- What the task requires
Find every line containing the word "JSON" in the records below; report only how many there are.

--- Material for the task ---

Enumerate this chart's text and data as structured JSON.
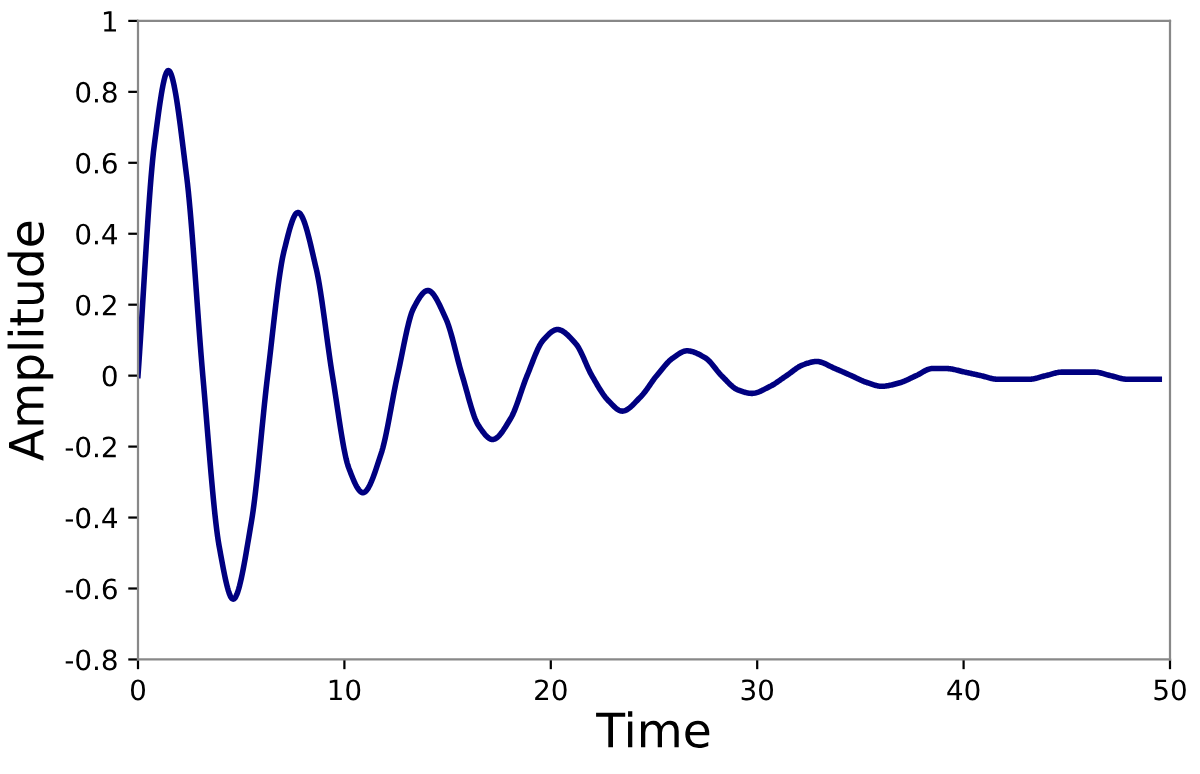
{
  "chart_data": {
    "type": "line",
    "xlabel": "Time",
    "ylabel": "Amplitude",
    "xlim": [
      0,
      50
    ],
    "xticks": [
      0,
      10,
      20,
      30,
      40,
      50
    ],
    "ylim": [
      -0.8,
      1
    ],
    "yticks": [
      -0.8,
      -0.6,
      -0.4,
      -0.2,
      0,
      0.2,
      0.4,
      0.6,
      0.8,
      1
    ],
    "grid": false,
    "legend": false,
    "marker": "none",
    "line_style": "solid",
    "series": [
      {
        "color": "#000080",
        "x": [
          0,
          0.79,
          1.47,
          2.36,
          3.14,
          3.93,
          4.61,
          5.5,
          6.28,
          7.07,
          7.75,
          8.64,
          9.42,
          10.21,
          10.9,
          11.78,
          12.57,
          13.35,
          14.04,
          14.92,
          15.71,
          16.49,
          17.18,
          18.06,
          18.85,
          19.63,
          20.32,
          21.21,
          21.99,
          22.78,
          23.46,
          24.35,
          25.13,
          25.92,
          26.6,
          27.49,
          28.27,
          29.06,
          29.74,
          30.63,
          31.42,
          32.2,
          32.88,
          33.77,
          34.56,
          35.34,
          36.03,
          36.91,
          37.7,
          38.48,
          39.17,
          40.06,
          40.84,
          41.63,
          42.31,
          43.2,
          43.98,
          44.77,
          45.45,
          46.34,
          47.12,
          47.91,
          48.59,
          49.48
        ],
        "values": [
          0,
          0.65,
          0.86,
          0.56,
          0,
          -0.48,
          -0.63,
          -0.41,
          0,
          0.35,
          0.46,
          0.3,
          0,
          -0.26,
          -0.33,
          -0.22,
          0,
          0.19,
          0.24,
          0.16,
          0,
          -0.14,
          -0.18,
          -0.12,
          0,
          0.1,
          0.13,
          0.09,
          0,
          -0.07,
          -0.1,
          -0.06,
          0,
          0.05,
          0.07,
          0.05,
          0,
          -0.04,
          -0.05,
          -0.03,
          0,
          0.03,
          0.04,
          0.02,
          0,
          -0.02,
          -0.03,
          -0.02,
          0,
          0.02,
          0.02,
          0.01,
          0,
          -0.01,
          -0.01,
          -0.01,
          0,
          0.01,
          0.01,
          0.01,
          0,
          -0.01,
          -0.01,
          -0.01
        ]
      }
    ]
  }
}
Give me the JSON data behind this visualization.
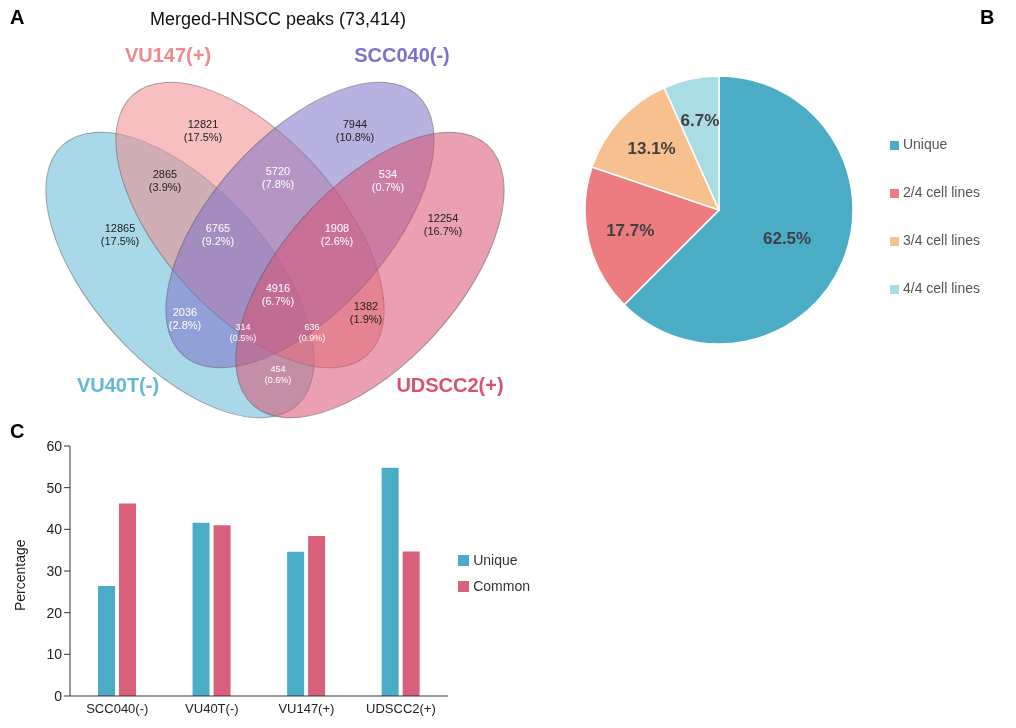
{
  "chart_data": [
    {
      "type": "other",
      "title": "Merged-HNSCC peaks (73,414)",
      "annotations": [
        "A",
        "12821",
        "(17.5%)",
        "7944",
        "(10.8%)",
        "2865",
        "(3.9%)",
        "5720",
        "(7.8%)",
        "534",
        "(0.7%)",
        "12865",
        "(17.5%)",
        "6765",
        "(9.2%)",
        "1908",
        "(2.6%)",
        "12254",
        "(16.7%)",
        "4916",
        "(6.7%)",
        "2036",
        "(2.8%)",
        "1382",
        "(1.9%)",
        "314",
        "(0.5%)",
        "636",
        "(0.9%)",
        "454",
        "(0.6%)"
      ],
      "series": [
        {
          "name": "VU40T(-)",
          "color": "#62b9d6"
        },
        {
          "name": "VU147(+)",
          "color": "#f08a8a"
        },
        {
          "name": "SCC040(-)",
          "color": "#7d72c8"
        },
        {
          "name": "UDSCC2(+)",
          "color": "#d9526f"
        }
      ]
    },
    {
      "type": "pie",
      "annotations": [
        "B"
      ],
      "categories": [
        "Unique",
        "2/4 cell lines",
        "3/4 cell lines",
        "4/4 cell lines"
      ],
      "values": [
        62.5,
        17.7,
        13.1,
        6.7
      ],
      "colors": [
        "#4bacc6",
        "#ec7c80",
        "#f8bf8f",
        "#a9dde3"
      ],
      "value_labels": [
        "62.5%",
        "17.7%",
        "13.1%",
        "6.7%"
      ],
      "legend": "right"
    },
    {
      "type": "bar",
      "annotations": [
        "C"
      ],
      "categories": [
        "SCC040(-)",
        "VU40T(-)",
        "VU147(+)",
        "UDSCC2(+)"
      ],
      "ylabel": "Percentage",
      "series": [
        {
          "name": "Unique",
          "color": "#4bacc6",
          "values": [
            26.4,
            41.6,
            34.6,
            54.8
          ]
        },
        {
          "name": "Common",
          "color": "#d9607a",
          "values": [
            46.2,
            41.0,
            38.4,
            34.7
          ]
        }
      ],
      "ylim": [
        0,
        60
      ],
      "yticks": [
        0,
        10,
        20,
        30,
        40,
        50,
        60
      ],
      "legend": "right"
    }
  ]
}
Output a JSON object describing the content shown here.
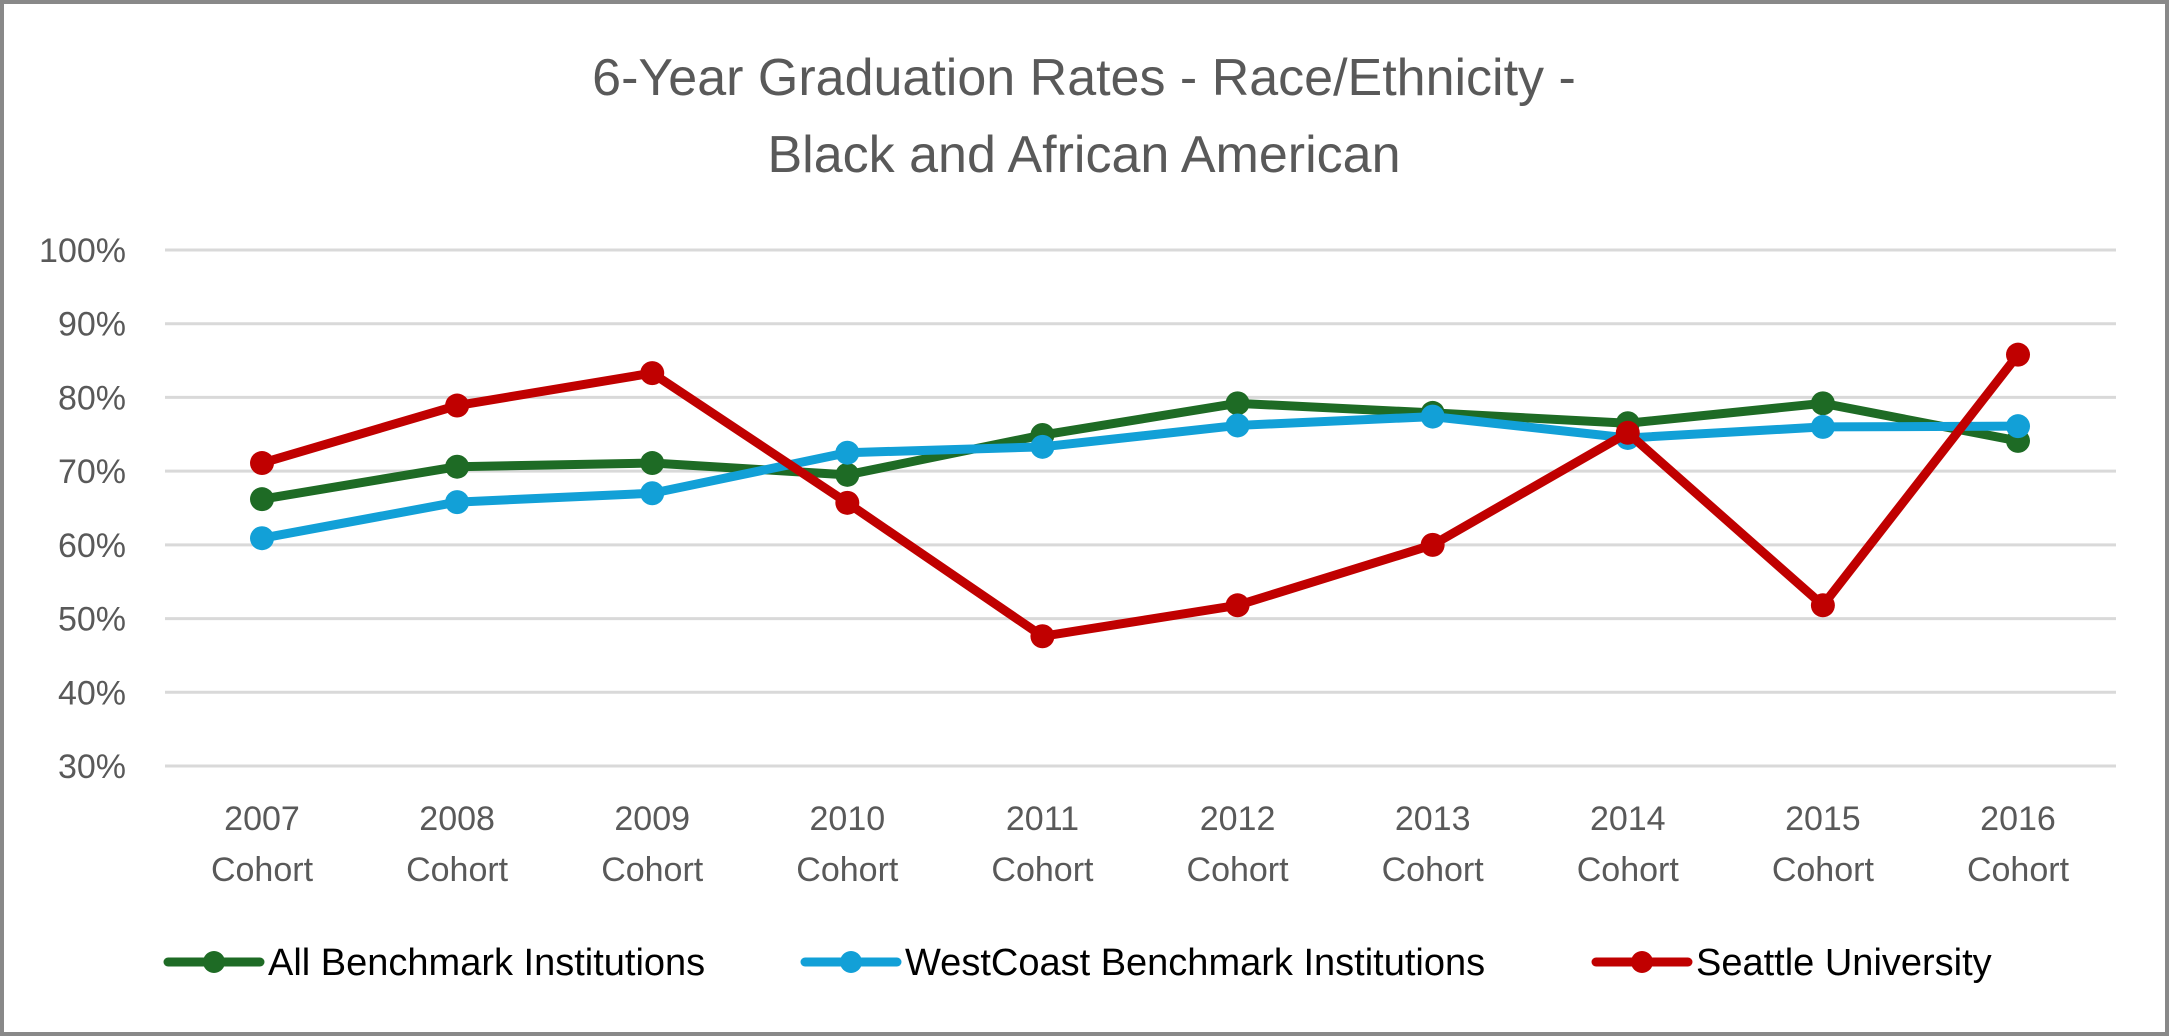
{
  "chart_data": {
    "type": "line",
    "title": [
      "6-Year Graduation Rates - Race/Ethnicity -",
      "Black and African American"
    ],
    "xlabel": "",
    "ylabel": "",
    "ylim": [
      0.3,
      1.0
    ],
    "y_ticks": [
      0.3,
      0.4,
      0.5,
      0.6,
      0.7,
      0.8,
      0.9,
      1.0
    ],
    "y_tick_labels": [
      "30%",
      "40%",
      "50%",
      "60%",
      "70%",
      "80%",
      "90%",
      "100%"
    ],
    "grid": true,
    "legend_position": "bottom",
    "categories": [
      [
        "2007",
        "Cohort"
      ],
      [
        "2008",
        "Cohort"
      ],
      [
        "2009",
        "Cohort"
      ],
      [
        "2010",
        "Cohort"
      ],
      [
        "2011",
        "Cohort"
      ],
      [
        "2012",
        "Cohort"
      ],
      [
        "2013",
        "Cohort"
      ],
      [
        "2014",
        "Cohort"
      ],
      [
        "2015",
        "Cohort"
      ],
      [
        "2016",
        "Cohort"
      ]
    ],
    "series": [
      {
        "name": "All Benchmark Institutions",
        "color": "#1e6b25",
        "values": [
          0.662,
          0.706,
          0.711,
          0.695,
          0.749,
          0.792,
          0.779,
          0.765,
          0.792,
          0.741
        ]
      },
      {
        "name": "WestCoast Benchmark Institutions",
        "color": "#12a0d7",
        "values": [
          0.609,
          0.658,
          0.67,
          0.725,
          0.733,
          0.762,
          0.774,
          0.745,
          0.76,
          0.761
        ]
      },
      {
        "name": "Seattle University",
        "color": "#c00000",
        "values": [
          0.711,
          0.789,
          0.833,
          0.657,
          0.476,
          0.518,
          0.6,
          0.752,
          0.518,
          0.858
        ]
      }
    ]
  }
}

---
--- Material for the task ---

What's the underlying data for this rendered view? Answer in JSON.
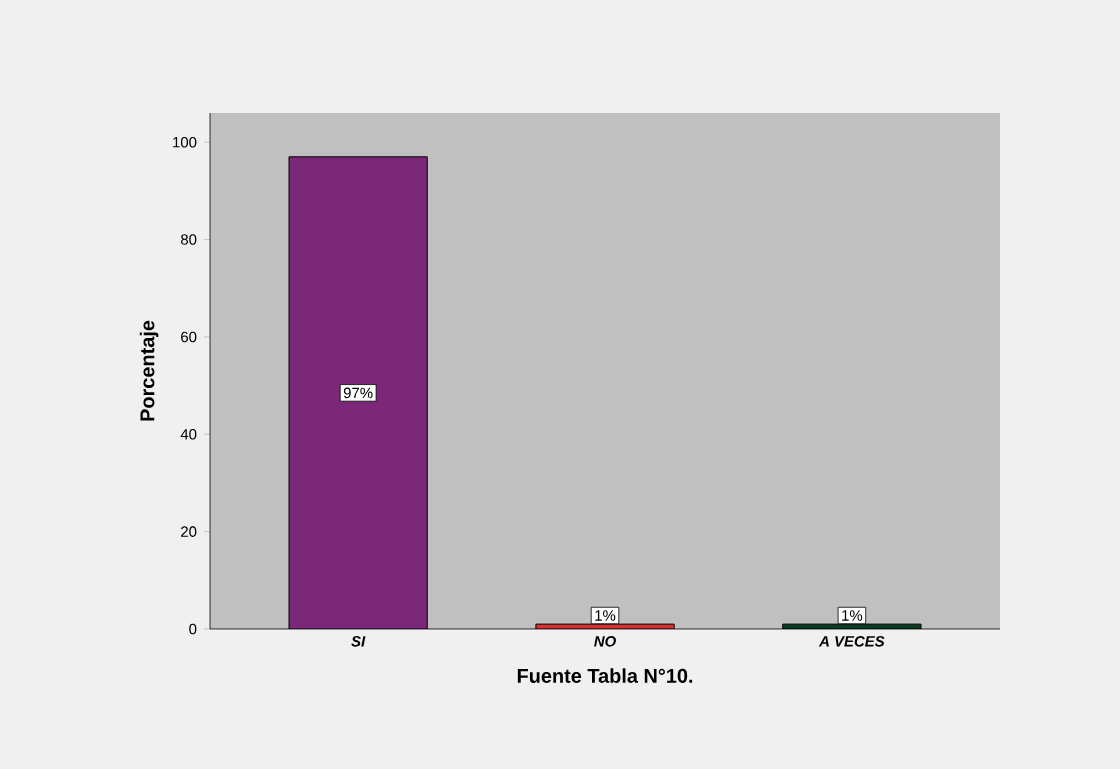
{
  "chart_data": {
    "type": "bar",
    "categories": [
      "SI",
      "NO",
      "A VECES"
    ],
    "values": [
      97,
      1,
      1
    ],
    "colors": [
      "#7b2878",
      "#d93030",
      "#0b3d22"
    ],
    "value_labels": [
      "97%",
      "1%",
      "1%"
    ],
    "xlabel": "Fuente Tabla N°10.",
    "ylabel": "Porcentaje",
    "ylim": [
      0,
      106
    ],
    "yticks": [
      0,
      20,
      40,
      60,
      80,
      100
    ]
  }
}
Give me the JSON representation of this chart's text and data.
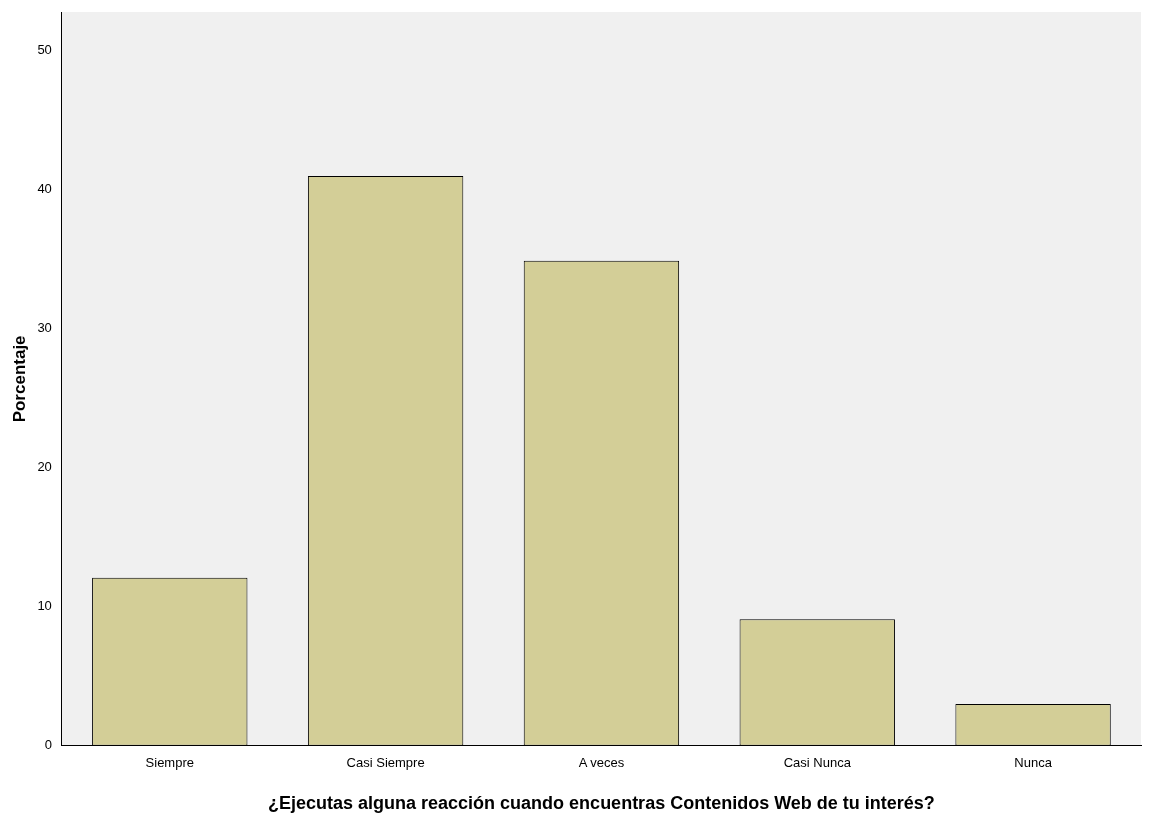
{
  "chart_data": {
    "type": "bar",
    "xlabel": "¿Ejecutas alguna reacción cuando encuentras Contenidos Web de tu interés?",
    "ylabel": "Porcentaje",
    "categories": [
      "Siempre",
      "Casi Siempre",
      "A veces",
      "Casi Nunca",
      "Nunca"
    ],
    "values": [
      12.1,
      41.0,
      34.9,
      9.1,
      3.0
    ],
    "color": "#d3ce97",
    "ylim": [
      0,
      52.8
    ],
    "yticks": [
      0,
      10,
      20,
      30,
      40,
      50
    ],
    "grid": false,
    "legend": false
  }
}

---

- Response
5